Your task is to repeat all of the material exactly.
Start of SUPPLIED INFORMATION
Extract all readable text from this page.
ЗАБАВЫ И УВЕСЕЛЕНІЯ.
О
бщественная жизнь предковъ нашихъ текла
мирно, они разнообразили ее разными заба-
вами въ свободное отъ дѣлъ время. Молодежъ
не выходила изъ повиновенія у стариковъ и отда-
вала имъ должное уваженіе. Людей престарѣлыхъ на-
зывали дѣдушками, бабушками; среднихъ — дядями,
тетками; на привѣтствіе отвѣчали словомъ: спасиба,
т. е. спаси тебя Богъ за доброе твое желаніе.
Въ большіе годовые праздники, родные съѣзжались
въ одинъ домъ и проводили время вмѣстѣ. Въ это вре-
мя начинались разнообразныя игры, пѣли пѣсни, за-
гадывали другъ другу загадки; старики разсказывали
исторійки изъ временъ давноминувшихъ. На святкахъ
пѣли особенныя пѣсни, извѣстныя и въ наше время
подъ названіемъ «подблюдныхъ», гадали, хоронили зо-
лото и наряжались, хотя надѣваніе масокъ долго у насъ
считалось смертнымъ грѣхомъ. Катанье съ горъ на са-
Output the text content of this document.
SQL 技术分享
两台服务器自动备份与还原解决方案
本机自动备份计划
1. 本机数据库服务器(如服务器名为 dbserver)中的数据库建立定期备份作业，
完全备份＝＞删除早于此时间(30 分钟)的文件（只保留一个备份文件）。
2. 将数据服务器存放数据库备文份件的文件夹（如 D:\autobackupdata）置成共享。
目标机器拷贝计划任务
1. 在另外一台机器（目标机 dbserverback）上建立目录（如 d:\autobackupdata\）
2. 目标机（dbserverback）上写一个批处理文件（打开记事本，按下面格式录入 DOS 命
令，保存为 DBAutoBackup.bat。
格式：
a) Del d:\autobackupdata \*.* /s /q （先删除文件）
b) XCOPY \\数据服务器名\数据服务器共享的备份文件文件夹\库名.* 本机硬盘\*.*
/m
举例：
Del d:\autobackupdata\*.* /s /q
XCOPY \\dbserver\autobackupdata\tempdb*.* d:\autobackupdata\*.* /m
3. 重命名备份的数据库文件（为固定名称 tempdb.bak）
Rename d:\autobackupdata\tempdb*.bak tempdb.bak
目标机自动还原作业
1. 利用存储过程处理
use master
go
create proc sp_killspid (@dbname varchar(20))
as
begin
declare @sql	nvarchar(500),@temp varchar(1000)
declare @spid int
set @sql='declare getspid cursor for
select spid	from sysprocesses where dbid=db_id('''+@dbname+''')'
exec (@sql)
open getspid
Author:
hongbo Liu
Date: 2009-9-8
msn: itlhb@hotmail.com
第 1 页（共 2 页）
End of SUPPLIED INFORMATION
*RESULT OF THIS EXERCISE:*
Extract all readable text from this page.
ЗАБАВЫ И УВЕСЕЛЕНІЯ.
О
бщественная жизнь предковъ нашихъ текла
мирно, они разнообразили ее разными заба-
вами въ свободное отъ дѣлъ время. Молодежъ
не выходила изъ повиновенія у стариковъ и отда-
вала имъ должное уваженіе. Людей престарѣлыхъ на-
зывали дѣдушками, бабушками; среднихъ — дядями,
тетками; на привѣтствіе отвѣчали словомъ: спасиба,
т. е. спаси тебя Богъ за доброе твое желаніе.
Въ большіе годовые праздники, родные съѣзжались
въ одинъ домъ и проводили время вмѣстѣ. Въ это вре-
мя начинались разнообразныя игры, пѣли пѣсни, за-
гадывали другъ другу загадки; старики разсказывали
исторійки изъ временъ давноминувшихъ. На святкахъ
пѣли особенныя пѣсни, извѣстныя и въ наше время
подъ названіемъ «подблюдныхъ», гадали, хоронили зо-
лото и наряжались, хотя надѣваніе масокъ долго у насъ
считалось смертнымъ грѣхомъ. Катанье съ горъ на са-
Output the text content of this document.
SQL 技术分享
两台服务器自动备份与还原解决方案
本机自动备份计划
1. 本机数据库服务器(如服务器名为 dbserver)中的数据库建立定期备份作业，
完全备份＝＞删除早于此时间(30 分钟)的文件（只保留一个备份文件）。
2. 将数据服务器存放数据库备文份件的文件夹（如 D:\autobackupdata）置成共享。
目标机器拷贝计划任务
1. 在另外一台机器（目标机 dbserverback）上建立目录（如 d:\autobackupdata\）
2. 目标机（dbserverback）上写一个批处理文件（打开记事本，按下面格式录入 DOS 命
令，保存为 DBAutoBackup.bat。
格式：
a) Del d:\autobackupdata \*.* /s /q （先删除文件）
b) XCOPY \\数据服务器名\数据服务器共享的备份文件文件夹\库名.* 本机硬盘\*.*
/m
举例：
Del d:\autobackupdata\*.* /s /q
XCOPY \\dbserver\autobackupdata\tempdb*.* d:\autobackupdata\*.* /m
3. 重命名备份的数据库文件（为固定名称 tempdb.bak）
Rename d:\autobackupdata\tempdb*.bak tempdb.bak
目标机自动还原作业
1. 利用存储过程处理
use master
go
create proc sp_killspid (@dbname varchar(20))
as
begin
declare @sql	nvarchar(500),@temp varchar(1000)
declare @spid int
set @sql='declare getspid cursor for
select spid	from sysprocesses where dbid=db_id('''+@dbname+''')'
exec (@sql)
open getspid
Author:
hongbo Liu
Date: 2009-9-8
msn: itlhb@hotmail.com
第 1 页（共 2 页）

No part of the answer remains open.